## begin DOCUMENT SECTION

[
https://issues.apache.org/jira/browse/HDFS-15792?page=com.atlassian.jira.plugin.system.issuetabpanels:comment-tabpanel&focusedCommentId=17275944#comment-17275944
]
Stephen O'Donnell commented on HDFS-15792:
------------------------------------------
Thanks for the clarifications. I had no idea this static
AclStorage.UNIQUE_ACL_FEATURES cache existed. While building a new file or
directory inode, this cache can be accessed and modified concurrently.
My initial concern was that ReferenceCountMap may be used in may places, so
this change could affect other places, but it seems it is only used in
AclStorage.
Therefore the change here makes sense to me.
I am surprised we have not seen this reported since HDFS-14617 ([~prasad-acit]
is not using HDFS-14617, but something similar).
One other point:
In ACLStorage, we define the ReferenceCountedMap as:
{code}
private final static ReferenceCountMap<AclFeature> UNIQUE_ACL_FEATURES =
new ReferenceCountMap<AclFeature>();
{code}
In ACLFeature, we have:
{code}
public class AclFeature implements INode.Feature, ReferenceCounter {
public static final ImmutableList<AclEntry> EMPTY_ENTRY_LIST =
ImmutableList.of();
private int refCount = 0;
...

## end DOCUMENT SECTION

* [LIST OF TASKS]:
1. Name every field declared in the code excerpts of the HDFS-15792 comment.
2. Answer these questions from the HDFS-15792 comment:
(a) According to the commenter, in which class is ReferenceCountMap used?
(b) What initial value does the code give refCount?
(c) Which two interfaces does AclFeature implement?
3. Carry the HDFS-15792 comment forward from the point where it ends.

## begin GIVEN ENTRIES

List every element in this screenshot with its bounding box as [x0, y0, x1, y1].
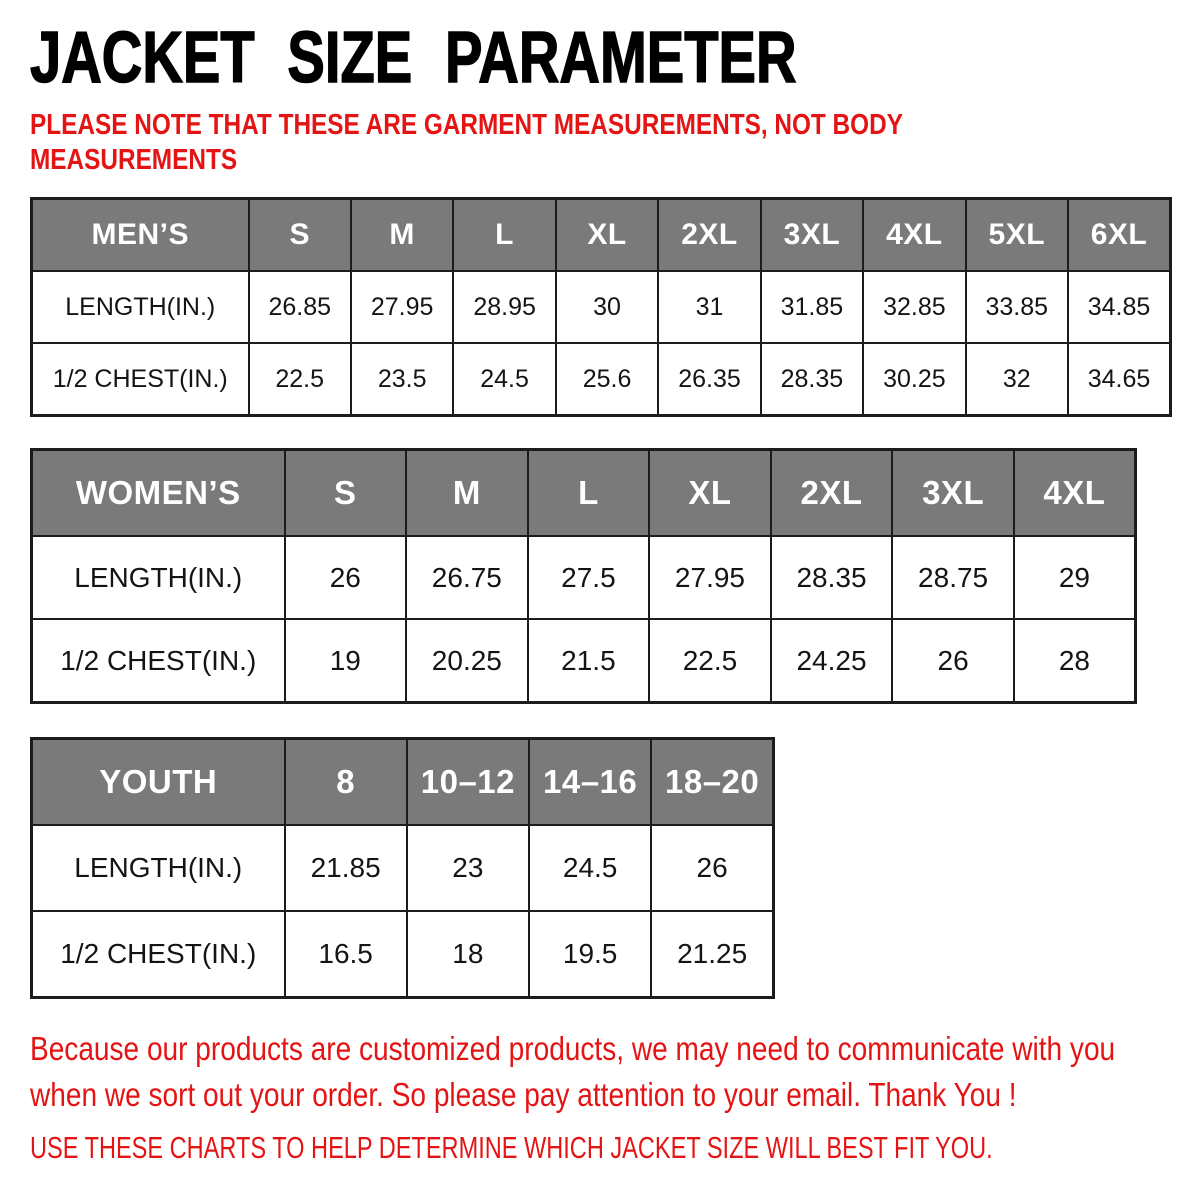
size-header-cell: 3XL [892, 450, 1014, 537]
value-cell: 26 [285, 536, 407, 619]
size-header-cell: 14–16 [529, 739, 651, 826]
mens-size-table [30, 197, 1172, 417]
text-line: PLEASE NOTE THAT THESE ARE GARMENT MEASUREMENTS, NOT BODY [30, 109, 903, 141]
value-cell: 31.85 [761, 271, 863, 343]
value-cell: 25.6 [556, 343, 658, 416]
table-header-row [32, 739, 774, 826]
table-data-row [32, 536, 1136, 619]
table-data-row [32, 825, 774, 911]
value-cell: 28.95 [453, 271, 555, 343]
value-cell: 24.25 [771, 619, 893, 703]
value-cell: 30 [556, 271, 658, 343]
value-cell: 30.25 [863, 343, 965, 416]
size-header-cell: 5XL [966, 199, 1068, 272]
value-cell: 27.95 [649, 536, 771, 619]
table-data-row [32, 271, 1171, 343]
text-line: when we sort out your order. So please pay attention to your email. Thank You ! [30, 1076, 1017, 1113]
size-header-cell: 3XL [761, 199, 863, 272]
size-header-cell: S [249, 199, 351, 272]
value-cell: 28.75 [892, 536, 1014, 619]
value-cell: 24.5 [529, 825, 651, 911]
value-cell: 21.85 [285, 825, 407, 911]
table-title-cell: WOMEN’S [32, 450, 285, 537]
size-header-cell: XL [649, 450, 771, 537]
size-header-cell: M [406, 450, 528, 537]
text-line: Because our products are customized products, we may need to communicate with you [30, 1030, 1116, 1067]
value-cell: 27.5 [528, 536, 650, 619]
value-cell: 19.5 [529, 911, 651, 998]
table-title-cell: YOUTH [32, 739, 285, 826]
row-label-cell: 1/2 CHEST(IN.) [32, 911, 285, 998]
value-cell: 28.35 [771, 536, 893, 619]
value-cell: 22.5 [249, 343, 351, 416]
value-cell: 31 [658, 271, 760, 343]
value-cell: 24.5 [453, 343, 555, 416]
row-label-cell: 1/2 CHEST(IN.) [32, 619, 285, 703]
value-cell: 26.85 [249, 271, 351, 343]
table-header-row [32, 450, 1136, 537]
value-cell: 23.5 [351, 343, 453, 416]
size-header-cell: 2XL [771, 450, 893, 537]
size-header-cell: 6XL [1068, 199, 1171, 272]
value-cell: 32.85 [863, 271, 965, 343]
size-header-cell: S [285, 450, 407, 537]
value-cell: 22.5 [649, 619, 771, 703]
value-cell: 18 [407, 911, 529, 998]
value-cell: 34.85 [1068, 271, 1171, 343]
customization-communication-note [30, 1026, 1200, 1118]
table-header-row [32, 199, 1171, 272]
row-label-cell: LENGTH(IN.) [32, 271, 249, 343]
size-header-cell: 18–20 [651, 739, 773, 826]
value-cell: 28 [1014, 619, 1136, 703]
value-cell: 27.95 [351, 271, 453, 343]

## end GIVEN ENTRIES

* [RESULTS FOR THE EXERCISE]:
1.
UNIQUE_ACL_FEATURES
EMPTY_ENTRY_LIST
refCount

2.
(a) AclStorage
(b) 0
(c) INode.Feature and ReferenceCounter

3.
@Override
public int incrementAndGetRefCount() {
return ++refCount;
}
@Override
public int decrementAndGetRefCount() {
return (refCount > 0) ? --refCount : 0;
}
{code}
And in ReferenceCountedMap we call:
{code}
value.incrementAndGetRefCount();
{code}
Where value is an instance of AclFeature.
Do we need to change `private int refCount = 0;` in AclFeature to an AtomicInt,
as it can be modified concurrently too, or make the inc and decrement and get
methods synchronized on AclFeature?
> ClasscastException while loading FSImage
> ----------------------------------------
>
> Key: HDFS-15792
> URL: https://issues.apache.org/jira/browse/HDFS-15792
> Project: Hadoop HDFS
> Issue Type: Bug
> Components: nn
> Reporter: Renukaprasad C
> Assignee: Renukaprasad C
> Priority: Major
> Attachments: HDFS-15792.001.patch, HDFS-15792.002.patch,
> image-2021-01-27-12-00-34-846.png
>
>
> FSImage loading has failed with ClasscastException -
> java.lang.ClassCastException: java.util.HashMap$Node cannot be cast to
> java.util.HashMap$TreeNode.
> This is the usage issue with Hashmap in concurrent scenarios.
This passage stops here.